GIVEN TASK => Scan the records and identify every line in which the string "color" occurs, then return those lines.
______
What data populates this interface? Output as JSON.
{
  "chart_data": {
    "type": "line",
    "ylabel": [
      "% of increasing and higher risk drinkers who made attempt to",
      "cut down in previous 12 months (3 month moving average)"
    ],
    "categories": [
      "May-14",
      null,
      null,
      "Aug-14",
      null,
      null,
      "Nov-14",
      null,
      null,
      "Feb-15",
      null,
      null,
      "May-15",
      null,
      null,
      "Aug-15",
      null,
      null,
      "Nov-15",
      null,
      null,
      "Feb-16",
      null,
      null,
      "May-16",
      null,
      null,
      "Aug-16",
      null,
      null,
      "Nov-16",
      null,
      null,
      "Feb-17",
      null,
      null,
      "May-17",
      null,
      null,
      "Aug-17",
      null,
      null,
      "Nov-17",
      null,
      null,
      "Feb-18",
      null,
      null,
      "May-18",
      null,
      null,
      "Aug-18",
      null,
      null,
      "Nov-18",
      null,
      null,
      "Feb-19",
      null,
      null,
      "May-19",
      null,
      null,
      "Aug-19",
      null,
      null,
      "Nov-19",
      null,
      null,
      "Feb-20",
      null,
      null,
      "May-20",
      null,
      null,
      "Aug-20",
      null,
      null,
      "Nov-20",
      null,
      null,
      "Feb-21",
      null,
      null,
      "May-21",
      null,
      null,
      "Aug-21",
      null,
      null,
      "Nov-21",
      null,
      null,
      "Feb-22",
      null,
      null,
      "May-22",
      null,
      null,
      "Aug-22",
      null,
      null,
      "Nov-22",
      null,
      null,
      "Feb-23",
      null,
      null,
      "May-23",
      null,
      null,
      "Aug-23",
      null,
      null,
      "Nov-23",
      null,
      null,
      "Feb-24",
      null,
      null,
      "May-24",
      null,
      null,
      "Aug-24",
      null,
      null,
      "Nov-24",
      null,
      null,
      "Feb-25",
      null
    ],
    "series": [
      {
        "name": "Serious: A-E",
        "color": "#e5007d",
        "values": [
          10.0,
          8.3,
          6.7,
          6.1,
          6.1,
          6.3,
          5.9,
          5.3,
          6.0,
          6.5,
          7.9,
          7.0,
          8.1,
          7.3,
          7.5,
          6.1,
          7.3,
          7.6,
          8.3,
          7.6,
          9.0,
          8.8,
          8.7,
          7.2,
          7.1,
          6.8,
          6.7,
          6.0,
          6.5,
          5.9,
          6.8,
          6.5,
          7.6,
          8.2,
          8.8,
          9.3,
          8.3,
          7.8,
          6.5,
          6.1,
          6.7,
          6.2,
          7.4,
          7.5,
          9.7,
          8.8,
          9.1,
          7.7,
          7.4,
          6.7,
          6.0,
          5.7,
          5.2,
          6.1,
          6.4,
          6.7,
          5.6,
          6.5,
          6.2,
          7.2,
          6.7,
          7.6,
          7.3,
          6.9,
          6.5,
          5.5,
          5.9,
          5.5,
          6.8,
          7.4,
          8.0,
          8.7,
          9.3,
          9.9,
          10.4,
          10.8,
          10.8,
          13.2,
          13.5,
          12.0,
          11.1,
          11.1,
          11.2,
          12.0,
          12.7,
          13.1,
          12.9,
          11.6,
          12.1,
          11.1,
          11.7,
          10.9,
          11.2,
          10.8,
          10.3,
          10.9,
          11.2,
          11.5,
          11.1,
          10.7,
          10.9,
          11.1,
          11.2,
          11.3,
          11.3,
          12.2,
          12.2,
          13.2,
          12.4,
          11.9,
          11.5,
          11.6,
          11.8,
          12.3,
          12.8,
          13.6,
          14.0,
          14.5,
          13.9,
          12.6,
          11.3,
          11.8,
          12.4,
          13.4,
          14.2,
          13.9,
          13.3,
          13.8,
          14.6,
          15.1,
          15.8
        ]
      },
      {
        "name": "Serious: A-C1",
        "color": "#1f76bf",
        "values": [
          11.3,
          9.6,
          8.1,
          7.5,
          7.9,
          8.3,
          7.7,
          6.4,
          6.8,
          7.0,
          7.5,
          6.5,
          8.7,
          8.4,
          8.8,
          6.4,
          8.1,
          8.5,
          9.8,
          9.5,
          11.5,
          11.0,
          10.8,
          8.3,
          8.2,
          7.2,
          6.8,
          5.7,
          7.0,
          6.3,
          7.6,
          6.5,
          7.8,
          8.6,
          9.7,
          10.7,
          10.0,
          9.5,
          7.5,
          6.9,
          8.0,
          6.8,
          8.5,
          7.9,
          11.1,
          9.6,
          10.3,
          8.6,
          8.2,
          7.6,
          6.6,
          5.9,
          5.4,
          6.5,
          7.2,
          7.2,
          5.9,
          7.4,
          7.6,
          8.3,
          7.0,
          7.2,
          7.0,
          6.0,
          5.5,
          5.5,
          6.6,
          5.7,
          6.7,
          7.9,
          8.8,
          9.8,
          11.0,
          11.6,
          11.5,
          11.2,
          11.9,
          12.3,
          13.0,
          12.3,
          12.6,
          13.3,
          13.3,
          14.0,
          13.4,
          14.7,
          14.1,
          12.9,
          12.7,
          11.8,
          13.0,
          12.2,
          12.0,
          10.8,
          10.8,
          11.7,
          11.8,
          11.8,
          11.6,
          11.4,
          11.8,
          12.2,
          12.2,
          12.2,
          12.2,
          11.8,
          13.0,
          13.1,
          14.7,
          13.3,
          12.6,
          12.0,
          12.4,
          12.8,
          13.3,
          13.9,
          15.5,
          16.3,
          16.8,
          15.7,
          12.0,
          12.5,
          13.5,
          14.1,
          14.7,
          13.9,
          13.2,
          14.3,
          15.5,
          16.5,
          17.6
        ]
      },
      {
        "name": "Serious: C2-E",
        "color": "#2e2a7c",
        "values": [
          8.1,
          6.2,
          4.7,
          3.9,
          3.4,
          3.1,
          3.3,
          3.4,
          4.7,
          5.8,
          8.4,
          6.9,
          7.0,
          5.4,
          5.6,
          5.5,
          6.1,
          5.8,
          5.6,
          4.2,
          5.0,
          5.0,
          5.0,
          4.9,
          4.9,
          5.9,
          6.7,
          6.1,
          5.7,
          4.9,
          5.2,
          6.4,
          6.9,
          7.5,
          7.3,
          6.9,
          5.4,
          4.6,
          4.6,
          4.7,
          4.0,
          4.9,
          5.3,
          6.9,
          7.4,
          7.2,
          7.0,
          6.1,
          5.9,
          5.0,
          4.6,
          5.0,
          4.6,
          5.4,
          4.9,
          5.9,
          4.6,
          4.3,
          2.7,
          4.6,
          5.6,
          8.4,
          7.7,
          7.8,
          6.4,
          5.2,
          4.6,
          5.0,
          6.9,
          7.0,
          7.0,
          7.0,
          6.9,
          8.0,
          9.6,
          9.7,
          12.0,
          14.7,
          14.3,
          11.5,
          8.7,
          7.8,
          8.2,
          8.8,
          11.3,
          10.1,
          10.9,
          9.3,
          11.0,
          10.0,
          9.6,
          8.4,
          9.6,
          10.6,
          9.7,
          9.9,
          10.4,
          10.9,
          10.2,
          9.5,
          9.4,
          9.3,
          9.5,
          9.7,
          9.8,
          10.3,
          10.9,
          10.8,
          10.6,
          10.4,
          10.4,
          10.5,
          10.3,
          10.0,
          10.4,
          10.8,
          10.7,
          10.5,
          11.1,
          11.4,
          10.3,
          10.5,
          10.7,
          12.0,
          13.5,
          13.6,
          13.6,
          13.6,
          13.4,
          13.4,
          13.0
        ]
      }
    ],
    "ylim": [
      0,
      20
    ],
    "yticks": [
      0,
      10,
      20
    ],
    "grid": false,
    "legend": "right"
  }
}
______
WRITTEN RESPONSE =>
        "color": "#e5007d",
        "color": "#1f76bf",
        "color": "#2e2a7c",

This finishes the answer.